_Provided text_
# Bezzera BZ02 sediment



## Kyle548 (Jan 24, 2013)

So I have had the BZ02 for a few weeks now.

As far as espresso goes, can't beat it at all.

Finding it hard to pull a bad espresso at normal ratios.

I'm having an issue with the hot water spout though - there seems to be a metallic looking sediment - on closer inspection sort of like a muddy sand in the bottom of cups when filled with the spout.

Any idea what this is and the best way to get rid of it without tearing the boiler apart?


----------



## froggystyle (Oct 30, 2013)

Can you flush said machine?


----------



## Kyle548 (Jan 24, 2013)

I'm not sure how to flush it, I can run the hot water spout until the boiler looses pressure, but that doesn't fix it.


----------



## froggystyle (Oct 30, 2013)

You can buy the blank plate so must be able to back flush...

http://www.coffeeparts.com.au/domestic-parts/machines/bezzera-bz02.html


----------



## Kyle548 (Jan 24, 2013)

froggystyle said:


> You can buy the blank plate so must be able to back flush...
> 
> http://www.coffeeparts.com.au/domestic-parts/machines/bezzera-bz02.html


Backflushing won't do anything to clear the boiler.


----------



## Mouse (Feb 28, 2014)

_Request_
Please decide whether each statement agrees with the Bezzera BZ02 thread, answering yes or no and quoting the words from the thread that settle it. (a) The sediment shows up in cups filled from the hot water spout. (b) Running the hot water spout until the boiler loses pressure gets rid of the sediment. (c) Kyle548 says backflushing will clear the boiler.

_Data listing_
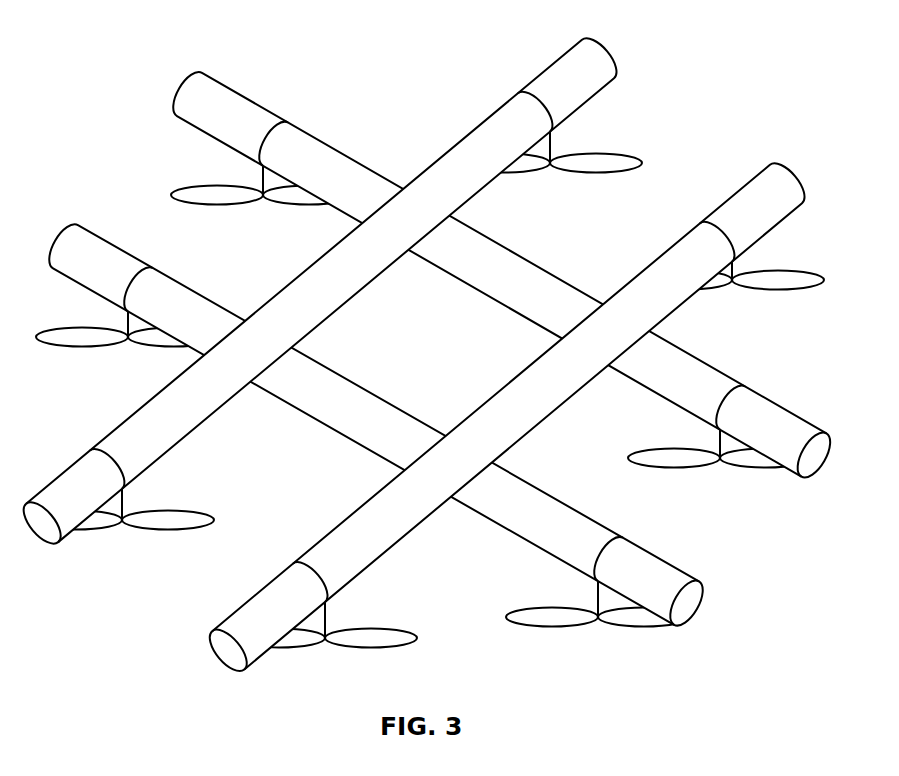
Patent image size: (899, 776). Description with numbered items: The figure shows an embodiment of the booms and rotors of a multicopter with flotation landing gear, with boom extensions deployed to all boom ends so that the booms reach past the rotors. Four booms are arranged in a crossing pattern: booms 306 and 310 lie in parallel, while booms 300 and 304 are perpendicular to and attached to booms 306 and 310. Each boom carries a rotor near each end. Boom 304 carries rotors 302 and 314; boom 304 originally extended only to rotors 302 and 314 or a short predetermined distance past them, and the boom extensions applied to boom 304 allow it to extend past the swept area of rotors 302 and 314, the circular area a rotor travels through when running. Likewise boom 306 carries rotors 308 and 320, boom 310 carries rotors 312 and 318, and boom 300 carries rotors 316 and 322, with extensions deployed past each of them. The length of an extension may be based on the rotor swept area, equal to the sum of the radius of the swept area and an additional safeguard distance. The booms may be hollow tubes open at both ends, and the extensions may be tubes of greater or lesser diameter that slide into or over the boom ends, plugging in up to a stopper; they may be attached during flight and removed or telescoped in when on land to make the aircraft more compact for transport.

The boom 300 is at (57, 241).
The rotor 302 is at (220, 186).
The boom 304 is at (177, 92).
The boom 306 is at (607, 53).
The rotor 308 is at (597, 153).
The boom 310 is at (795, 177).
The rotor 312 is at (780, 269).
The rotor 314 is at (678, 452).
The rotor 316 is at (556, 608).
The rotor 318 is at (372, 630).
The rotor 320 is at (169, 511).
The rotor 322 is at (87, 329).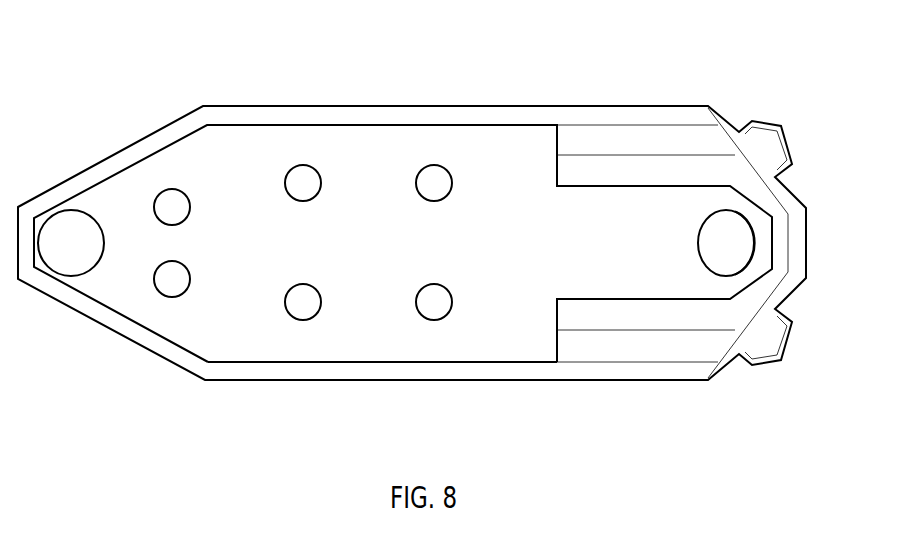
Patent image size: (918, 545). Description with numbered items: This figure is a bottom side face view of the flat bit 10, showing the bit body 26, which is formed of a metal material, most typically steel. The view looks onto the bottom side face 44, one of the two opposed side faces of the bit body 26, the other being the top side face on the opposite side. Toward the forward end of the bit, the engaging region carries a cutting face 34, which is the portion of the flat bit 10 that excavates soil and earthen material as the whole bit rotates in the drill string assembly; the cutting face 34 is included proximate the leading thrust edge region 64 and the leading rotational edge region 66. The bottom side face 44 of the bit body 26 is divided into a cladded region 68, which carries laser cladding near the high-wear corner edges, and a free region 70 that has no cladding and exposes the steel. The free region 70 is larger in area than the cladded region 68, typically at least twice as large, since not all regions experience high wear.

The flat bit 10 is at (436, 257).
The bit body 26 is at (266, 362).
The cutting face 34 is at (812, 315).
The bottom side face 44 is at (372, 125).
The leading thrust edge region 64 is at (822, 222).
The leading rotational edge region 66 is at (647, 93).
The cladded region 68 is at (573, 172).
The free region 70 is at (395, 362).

_Task result_
(a) Yes: "in the bottom of cups when filled with the spout"
(b) No: "but that doesn't fix it"
(c) No: "Backflushing won't do anything to clear the boiler."